### PASSAGE SHOWN
::::

13.Additional information for shareholders registered on the South Africa share register who hold their shares in dematerialised form

For shareholders whose shares are held in South Africa through Central Securities Depository Participants (CSDP) and brokers and are traded on the Johannesburg Stock Exchange:

i. Record Date

The record date for the purpose of determining which shareholders are entitled to receive this Notice is Friday, 8 March 2019. The record date for the purpose of determining which shareholders are entitled to participate in and vote at the Meeting is Friday, 19 April 2019 (the voting record date). The last day to trade in the Company's shares in order to be recorded as a shareholder by the voting record date is therefore Tuesday, 16 April 2019.

ii. Voting at the Meeting Your broker or CSDP should contact you to ascertain how you wish to cast your vote at the Meeting and should thereafter cast your vote in accordance with your instructions. If you have not been contacted by your broker or CSDP, it is advisable to contact your broker or CSDP and provide your voting instructions (for example and subject to the contract between you and your broker or CSDP) by completing a Form of Proxy and sending it your broker or CSDP. If your broker or CSDP does not obtain voting instructions from you, it will be obliged to vote in accordance with the instructions contained in the custody agreement concluded between you and your broker or CSDP. You must not submit a Form of Proxy to the Company.

iii.Attendance and representation at the Meeting

In accordance with the mandate between you and your broker or CSDP, you must advise your broker or CSDP if you wish to attend the Meeting and, if so, your broker or CSDP will issue the necessary letter of representation to you to attend and vote at the Meeting.

::::

### GIVEN RECORDS
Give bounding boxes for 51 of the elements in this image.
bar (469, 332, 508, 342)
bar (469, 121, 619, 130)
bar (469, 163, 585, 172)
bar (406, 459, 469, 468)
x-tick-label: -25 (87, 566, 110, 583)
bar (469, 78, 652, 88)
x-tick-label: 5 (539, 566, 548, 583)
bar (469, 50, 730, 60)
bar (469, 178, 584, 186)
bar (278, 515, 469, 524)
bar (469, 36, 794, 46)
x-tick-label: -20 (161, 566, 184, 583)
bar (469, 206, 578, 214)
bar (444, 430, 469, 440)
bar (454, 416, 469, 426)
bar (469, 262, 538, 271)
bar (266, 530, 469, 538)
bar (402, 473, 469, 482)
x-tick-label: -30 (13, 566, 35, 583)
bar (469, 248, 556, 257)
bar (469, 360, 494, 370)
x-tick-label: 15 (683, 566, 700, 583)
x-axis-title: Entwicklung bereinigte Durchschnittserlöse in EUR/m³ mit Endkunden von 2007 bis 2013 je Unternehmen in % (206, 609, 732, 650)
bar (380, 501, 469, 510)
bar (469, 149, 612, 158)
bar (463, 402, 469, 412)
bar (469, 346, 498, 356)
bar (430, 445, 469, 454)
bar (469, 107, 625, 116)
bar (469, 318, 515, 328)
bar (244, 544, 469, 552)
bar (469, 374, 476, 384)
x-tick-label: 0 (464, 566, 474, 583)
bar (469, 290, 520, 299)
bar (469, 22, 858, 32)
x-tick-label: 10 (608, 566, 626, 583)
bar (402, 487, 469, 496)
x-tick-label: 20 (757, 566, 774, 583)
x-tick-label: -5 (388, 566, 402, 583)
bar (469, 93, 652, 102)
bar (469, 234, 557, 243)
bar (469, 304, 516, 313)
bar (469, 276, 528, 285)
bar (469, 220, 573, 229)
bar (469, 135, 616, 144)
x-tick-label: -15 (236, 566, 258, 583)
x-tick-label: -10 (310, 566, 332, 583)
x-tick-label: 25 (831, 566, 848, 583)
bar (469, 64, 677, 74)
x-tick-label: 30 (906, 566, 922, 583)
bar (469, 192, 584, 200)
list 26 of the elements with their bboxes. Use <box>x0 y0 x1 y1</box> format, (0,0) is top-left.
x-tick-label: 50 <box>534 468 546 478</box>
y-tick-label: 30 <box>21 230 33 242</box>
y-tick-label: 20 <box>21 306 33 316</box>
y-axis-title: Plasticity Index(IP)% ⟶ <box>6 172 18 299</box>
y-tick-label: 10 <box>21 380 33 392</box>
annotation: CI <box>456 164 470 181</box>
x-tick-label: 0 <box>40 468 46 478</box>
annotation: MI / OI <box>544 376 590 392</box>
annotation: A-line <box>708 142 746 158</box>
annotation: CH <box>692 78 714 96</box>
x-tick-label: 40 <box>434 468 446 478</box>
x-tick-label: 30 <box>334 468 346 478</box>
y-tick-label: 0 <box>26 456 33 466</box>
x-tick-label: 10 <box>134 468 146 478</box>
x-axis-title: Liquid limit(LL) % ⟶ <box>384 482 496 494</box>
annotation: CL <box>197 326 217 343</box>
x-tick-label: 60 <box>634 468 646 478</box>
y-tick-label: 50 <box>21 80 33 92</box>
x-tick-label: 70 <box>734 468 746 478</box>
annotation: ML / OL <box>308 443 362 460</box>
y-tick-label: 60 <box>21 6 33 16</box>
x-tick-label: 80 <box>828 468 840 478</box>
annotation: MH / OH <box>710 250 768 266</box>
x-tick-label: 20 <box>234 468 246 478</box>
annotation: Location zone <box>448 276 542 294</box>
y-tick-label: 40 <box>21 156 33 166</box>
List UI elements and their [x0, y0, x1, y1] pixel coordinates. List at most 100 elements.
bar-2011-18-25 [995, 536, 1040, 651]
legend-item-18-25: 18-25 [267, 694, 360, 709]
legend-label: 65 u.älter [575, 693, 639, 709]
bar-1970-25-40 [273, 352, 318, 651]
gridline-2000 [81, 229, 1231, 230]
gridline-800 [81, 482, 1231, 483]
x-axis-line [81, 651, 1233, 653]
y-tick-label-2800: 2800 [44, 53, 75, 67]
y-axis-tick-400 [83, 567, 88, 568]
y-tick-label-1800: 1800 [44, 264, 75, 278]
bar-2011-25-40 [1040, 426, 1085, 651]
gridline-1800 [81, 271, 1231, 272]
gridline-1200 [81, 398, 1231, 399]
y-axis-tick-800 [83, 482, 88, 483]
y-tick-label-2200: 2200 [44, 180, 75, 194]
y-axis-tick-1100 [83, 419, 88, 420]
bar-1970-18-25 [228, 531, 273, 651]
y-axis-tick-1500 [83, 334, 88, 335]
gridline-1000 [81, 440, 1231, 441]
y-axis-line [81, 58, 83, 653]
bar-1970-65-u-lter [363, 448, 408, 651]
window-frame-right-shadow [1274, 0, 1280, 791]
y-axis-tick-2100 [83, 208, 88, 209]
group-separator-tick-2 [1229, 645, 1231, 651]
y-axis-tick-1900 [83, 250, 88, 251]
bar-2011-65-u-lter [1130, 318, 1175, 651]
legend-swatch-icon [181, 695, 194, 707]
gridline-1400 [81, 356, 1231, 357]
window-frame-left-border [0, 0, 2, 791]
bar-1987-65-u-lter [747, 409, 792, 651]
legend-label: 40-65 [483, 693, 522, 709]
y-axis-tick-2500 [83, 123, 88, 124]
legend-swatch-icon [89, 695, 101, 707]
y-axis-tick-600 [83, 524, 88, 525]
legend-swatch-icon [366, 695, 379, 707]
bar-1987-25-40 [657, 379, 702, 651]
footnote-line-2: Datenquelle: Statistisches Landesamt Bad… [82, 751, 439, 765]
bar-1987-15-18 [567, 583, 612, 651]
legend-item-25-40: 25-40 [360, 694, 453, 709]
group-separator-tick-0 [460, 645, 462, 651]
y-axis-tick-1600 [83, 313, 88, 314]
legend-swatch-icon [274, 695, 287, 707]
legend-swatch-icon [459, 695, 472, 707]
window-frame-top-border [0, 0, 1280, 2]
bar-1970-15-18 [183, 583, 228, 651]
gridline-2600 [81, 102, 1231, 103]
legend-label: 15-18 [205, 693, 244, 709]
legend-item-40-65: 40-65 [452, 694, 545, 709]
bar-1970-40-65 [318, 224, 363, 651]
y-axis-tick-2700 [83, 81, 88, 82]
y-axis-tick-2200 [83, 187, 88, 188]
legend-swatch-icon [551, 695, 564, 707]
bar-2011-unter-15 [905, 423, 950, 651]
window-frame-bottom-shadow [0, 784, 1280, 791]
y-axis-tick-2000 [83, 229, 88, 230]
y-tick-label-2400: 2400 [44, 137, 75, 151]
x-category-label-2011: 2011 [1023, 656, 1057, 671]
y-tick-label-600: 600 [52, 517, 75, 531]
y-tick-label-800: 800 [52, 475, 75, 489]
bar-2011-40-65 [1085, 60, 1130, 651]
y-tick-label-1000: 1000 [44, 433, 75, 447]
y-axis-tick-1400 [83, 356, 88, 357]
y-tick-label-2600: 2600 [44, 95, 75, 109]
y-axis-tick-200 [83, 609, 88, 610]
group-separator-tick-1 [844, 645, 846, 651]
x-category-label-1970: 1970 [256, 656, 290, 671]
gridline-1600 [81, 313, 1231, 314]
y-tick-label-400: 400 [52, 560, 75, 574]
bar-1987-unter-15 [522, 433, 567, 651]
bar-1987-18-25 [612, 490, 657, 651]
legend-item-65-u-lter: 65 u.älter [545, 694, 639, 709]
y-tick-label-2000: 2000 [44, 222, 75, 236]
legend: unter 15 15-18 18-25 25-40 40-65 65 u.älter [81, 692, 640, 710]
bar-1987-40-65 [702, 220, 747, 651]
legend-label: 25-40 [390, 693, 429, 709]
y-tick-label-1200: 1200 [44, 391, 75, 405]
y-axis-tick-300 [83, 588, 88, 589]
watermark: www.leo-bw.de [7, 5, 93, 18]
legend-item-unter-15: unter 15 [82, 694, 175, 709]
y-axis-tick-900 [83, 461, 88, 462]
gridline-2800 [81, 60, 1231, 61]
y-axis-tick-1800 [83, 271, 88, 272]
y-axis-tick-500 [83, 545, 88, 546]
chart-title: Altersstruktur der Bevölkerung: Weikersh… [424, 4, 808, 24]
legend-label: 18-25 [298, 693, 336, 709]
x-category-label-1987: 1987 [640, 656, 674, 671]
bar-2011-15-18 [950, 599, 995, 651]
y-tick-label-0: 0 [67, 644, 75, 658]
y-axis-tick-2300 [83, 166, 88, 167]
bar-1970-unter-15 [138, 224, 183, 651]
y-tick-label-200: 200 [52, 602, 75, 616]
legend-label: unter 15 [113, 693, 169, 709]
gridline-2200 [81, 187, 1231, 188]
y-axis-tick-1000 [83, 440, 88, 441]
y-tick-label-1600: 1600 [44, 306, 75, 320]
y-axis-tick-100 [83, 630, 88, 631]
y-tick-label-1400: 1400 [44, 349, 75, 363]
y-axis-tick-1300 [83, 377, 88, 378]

::::

### WORK TASK
Reproduce word for word the stretch of the South Africa shareholder notice from "13.Additional information for" through "16 April 2019.".

### ANSWER TO THE EXERCISE
13.Additional information for shareholders registered on the South Africa share register who hold their shares in dematerialised form

For shareholders whose shares are held in South Africa through Central Securities Depository Participants (CSDP) and brokers and are traded on the Johannesburg Stock Exchange:

i. Record Date

The record date for the purpose of determining which shareholders are entitled to receive this Notice is Friday, 8 March 2019. The record date for the purpose of determining which shareholders are entitled to participate in and vote at the Meeting is Friday, 19 April 2019 (the voting record date). The last day to trade in the Company's shares in order to be recorded as a shareholder by the voting record date is therefore Tuesday, 16 April 2019.